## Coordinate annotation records
= = = = = = =

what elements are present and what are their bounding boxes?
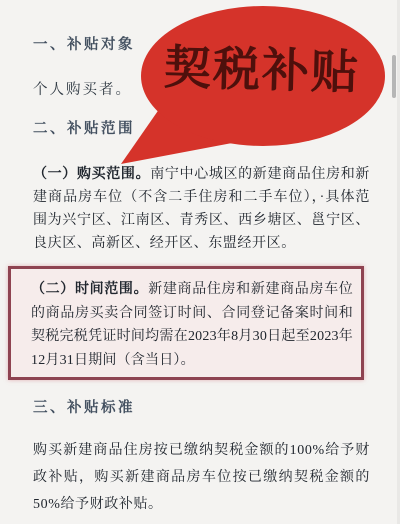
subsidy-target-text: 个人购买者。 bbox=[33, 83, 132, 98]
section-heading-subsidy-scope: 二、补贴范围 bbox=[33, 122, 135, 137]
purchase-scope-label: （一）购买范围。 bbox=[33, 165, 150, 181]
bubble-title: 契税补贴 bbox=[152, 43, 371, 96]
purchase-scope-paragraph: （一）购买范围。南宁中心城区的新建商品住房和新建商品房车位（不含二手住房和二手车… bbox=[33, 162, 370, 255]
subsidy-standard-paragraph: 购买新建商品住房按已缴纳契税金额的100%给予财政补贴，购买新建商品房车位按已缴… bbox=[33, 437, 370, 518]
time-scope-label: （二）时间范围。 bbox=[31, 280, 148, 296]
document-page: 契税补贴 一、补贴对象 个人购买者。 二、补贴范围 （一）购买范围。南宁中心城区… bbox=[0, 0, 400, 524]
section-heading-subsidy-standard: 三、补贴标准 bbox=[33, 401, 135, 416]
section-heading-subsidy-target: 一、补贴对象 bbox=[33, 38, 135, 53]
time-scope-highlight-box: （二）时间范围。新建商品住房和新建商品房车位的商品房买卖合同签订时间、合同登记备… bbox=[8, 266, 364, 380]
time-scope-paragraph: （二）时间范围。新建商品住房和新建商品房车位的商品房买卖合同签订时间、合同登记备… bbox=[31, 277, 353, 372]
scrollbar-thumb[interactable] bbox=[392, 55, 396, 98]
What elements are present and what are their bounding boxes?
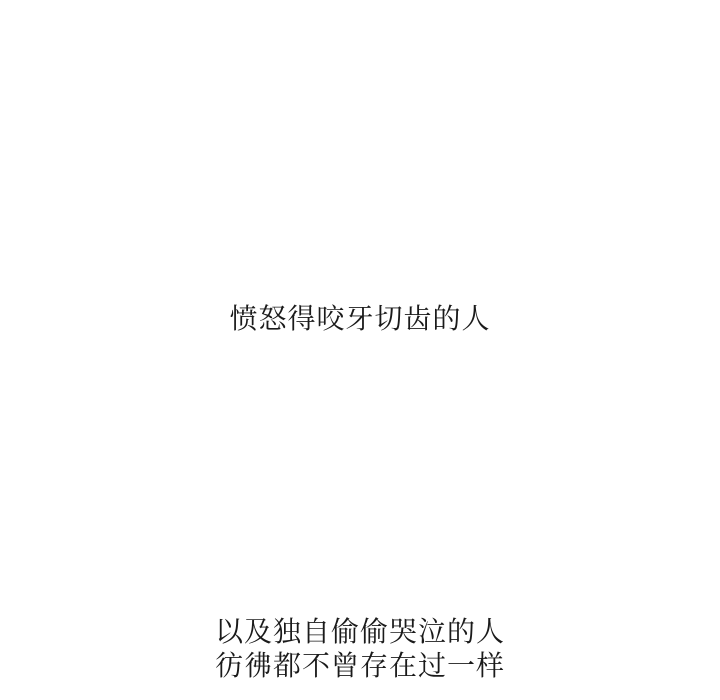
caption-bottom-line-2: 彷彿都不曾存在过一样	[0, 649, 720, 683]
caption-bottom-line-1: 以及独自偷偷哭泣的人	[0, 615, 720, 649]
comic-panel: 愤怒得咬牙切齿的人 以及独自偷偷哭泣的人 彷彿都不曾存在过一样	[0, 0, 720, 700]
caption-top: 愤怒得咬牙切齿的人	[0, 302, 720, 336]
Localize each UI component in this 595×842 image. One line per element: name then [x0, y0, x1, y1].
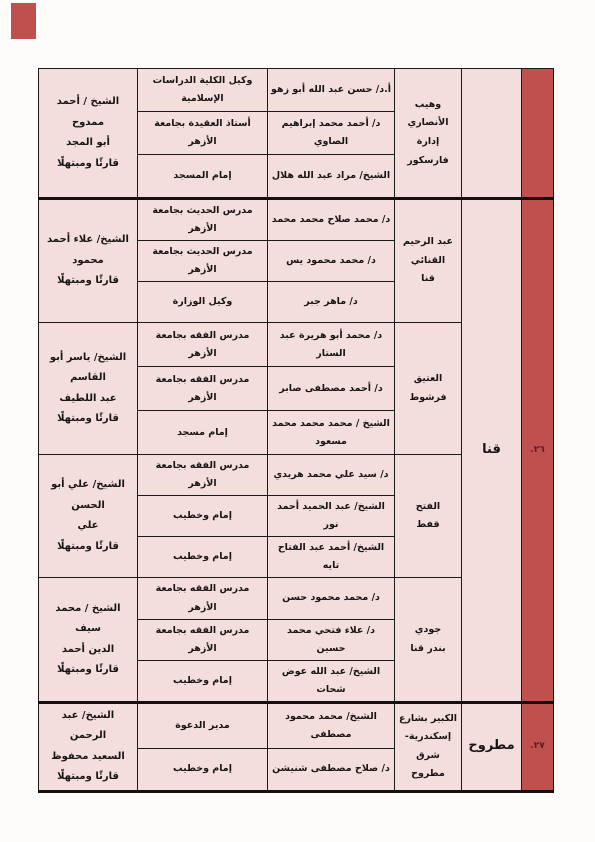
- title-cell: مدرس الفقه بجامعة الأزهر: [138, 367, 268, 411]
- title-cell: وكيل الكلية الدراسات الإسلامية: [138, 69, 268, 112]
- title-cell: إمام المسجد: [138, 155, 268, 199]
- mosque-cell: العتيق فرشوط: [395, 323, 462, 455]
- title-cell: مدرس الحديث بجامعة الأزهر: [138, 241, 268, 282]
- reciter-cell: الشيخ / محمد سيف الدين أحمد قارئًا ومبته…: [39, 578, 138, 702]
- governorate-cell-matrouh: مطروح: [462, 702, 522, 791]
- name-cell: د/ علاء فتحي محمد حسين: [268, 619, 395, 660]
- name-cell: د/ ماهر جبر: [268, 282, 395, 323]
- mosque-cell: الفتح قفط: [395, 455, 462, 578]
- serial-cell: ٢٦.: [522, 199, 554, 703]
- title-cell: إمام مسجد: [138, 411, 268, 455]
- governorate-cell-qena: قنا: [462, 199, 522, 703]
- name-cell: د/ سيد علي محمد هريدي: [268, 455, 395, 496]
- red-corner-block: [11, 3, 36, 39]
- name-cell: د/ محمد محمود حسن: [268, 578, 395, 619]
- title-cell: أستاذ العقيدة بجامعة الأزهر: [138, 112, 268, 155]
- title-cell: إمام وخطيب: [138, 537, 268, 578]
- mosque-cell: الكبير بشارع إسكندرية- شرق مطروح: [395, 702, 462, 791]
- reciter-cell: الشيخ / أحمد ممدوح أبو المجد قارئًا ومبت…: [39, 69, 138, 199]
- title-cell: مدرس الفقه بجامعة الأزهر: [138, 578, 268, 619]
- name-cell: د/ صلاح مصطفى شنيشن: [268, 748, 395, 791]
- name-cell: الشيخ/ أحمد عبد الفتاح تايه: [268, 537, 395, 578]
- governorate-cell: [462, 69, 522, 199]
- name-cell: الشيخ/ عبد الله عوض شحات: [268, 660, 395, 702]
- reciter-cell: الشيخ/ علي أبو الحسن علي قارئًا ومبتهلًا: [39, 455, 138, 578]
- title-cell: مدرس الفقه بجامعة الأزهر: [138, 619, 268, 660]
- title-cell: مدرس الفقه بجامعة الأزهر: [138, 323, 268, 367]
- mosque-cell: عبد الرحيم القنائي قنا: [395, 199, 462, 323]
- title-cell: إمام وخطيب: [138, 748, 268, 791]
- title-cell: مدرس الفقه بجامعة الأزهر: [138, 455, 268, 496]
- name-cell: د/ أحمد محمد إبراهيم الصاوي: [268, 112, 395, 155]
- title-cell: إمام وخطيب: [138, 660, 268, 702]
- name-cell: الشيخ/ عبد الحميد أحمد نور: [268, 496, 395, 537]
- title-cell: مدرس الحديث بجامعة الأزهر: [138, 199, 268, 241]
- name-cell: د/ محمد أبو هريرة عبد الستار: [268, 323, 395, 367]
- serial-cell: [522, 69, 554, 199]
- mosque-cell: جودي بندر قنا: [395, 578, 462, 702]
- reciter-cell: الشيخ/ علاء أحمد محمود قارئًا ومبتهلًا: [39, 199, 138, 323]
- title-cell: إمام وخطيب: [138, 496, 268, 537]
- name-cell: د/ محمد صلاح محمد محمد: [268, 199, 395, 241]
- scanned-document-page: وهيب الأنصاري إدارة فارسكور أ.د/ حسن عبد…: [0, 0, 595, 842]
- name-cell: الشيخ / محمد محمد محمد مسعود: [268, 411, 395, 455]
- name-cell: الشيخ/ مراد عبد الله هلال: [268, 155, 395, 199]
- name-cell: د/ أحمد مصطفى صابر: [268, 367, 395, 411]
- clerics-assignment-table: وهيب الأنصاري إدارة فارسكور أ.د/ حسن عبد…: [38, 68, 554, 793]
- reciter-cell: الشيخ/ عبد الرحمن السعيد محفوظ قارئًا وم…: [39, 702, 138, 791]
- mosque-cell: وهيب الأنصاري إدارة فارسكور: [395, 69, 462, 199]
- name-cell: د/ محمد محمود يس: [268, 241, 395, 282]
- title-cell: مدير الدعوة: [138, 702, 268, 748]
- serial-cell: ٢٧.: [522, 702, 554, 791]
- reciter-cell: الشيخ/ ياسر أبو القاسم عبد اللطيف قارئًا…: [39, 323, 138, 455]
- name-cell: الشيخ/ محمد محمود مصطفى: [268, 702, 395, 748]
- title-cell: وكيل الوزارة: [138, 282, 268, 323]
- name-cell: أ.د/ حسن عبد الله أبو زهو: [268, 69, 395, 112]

= = = = = = =

## Given problem
Reproduce all of the material above line for line, without the pictures.

## Answer for this exercise
what elements are present and what are their bounding boxes?
subsidy-target-text: 个人购买者。 bbox=[33, 83, 132, 98]
section-heading-subsidy-scope: 二、补贴范围 bbox=[33, 122, 135, 137]
purchase-scope-label: （一）购买范围。 bbox=[33, 165, 150, 181]
bubble-title: 契税补贴 bbox=[152, 43, 371, 96]
purchase-scope-paragraph: （一）购买范围。南宁中心城区的新建商品住房和新建商品房车位（不含二手住房和二手车… bbox=[33, 162, 370, 255]
subsidy-standard-paragraph: 购买新建商品住房按已缴纳契税金额的100%给予财政补贴，购买新建商品房车位按已缴… bbox=[33, 437, 370, 518]
time-scope-label: （二）时间范围。 bbox=[31, 280, 148, 296]
document-page: 契税补贴 一、补贴对象 个人购买者。 二、补贴范围 （一）购买范围。南宁中心城区… bbox=[0, 0, 400, 524]
section-heading-subsidy-standard: 三、补贴标准 bbox=[33, 401, 135, 416]
section-heading-subsidy-target: 一、补贴对象 bbox=[33, 38, 135, 53]
time-scope-highlight-box: （二）时间范围。新建商品住房和新建商品房车位的商品房买卖合同签订时间、合同登记备… bbox=[8, 266, 364, 380]
time-scope-paragraph: （二）时间范围。新建商品住房和新建商品房车位的商品房买卖合同签订时间、合同登记备… bbox=[31, 277, 353, 372]
scrollbar-thumb[interactable] bbox=[392, 55, 396, 98]
What elements are present and what are their bounding boxes?
caption-bottom-line-2: 彷彿都不曾存在过一样	[0, 649, 720, 683]
caption-bottom-line-1: 以及独自偷偷哭泣的人	[0, 615, 720, 649]
comic-panel: 愤怒得咬牙切齿的人 以及独自偷偷哭泣的人 彷彿都不曾存在过一样	[0, 0, 720, 700]
caption-top: 愤怒得咬牙切齿的人	[0, 302, 720, 336]
Localize each UI component in this 595×842 image. One line per element: name then [x0, y0, x1, y1].
- title-cell: مدرس الفقه بجامعة الأزهر: [138, 367, 268, 411]
- title-cell: وكيل الكلية الدراسات الإسلامية: [138, 69, 268, 112]
- title-cell: إمام المسجد: [138, 155, 268, 199]
- mosque-cell: العتيق فرشوط: [395, 323, 462, 455]
- title-cell: مدرس الحديث بجامعة الأزهر: [138, 241, 268, 282]
- reciter-cell: الشيخ / محمد سيف الدين أحمد قارئًا ومبته…: [39, 578, 138, 702]
- governorate-cell-matrouh: مطروح: [462, 702, 522, 791]
- name-cell: د/ علاء فتحي محمد حسين: [268, 619, 395, 660]
- name-cell: د/ ماهر جبر: [268, 282, 395, 323]
- mosque-cell: الفتح قفط: [395, 455, 462, 578]
- serial-cell: ٢٦.: [522, 199, 554, 703]
- title-cell: إمام مسجد: [138, 411, 268, 455]
- governorate-cell-qena: قنا: [462, 199, 522, 703]
- name-cell: د/ سيد علي محمد هريدي: [268, 455, 395, 496]
- red-corner-block: [11, 3, 36, 39]
- name-cell: د/ محمد محمود حسن: [268, 578, 395, 619]
- title-cell: أستاذ العقيدة بجامعة الأزهر: [138, 112, 268, 155]
- title-cell: إمام وخطيب: [138, 537, 268, 578]
- mosque-cell: الكبير بشارع إسكندرية- شرق مطروح: [395, 702, 462, 791]
- reciter-cell: الشيخ / أحمد ممدوح أبو المجد قارئًا ومبت…: [39, 69, 138, 199]
- title-cell: مدرس الفقه بجامعة الأزهر: [138, 578, 268, 619]
- name-cell: د/ صلاح مصطفى شنيشن: [268, 748, 395, 791]
- name-cell: الشيخ/ أحمد عبد الفتاح تايه: [268, 537, 395, 578]
- governorate-cell: [462, 69, 522, 199]
- name-cell: الشيخ/ عبد الله عوض شحات: [268, 660, 395, 702]
- reciter-cell: الشيخ/ علي أبو الحسن علي قارئًا ومبتهلًا: [39, 455, 138, 578]
- title-cell: مدرس الفقه بجامعة الأزهر: [138, 619, 268, 660]
- title-cell: مدرس الفقه بجامعة الأزهر: [138, 323, 268, 367]
- mosque-cell: عبد الرحيم القنائي قنا: [395, 199, 462, 323]
- title-cell: إمام وخطيب: [138, 748, 268, 791]
- title-cell: مدرس الفقه بجامعة الأزهر: [138, 455, 268, 496]
- name-cell: د/ أحمد محمد إبراهيم الصاوي: [268, 112, 395, 155]
- title-cell: إمام وخطيب: [138, 660, 268, 702]
- name-cell: الشيخ/ عبد الحميد أحمد نور: [268, 496, 395, 537]
- title-cell: مدرس الحديث بجامعة الأزهر: [138, 199, 268, 241]
- name-cell: د/ محمد أبو هريرة عبد الستار: [268, 323, 395, 367]
- serial-cell: [522, 69, 554, 199]
- mosque-cell: جودي بندر قنا: [395, 578, 462, 702]
- reciter-cell: الشيخ/ علاء أحمد محمود قارئًا ومبتهلًا: [39, 199, 138, 323]
- title-cell: إمام وخطيب: [138, 496, 268, 537]
- name-cell: د/ محمد صلاح محمد محمد: [268, 199, 395, 241]
- scanned-document-page: وهيب الأنصاري إدارة فارسكور أ.د/ حسن عبد…: [0, 0, 595, 842]
- name-cell: الشيخ / محمد محمد محمد مسعود: [268, 411, 395, 455]
- name-cell: الشيخ/ مراد عبد الله هلال: [268, 155, 395, 199]
- name-cell: د/ أحمد مصطفى صابر: [268, 367, 395, 411]
- clerics-assignment-table: وهيب الأنصاري إدارة فارسكور أ.د/ حسن عبد…: [38, 68, 554, 793]
- reciter-cell: الشيخ/ عبد الرحمن السعيد محفوظ قارئًا وم…: [39, 702, 138, 791]
- mosque-cell: وهيب الأنصاري إدارة فارسكور: [395, 69, 462, 199]
- name-cell: د/ محمد محمود يس: [268, 241, 395, 282]
- title-cell: مدير الدعوة: [138, 702, 268, 748]
- serial-cell: ٢٧.: [522, 702, 554, 791]
- reciter-cell: الشيخ/ ياسر أبو القاسم عبد اللطيف قارئًا…: [39, 323, 138, 455]
- name-cell: الشيخ/ محمد محمود مصطفى: [268, 702, 395, 748]
- title-cell: وكيل الوزارة: [138, 282, 268, 323]
- name-cell: أ.د/ حسن عبد الله أبو زهو: [268, 69, 395, 112]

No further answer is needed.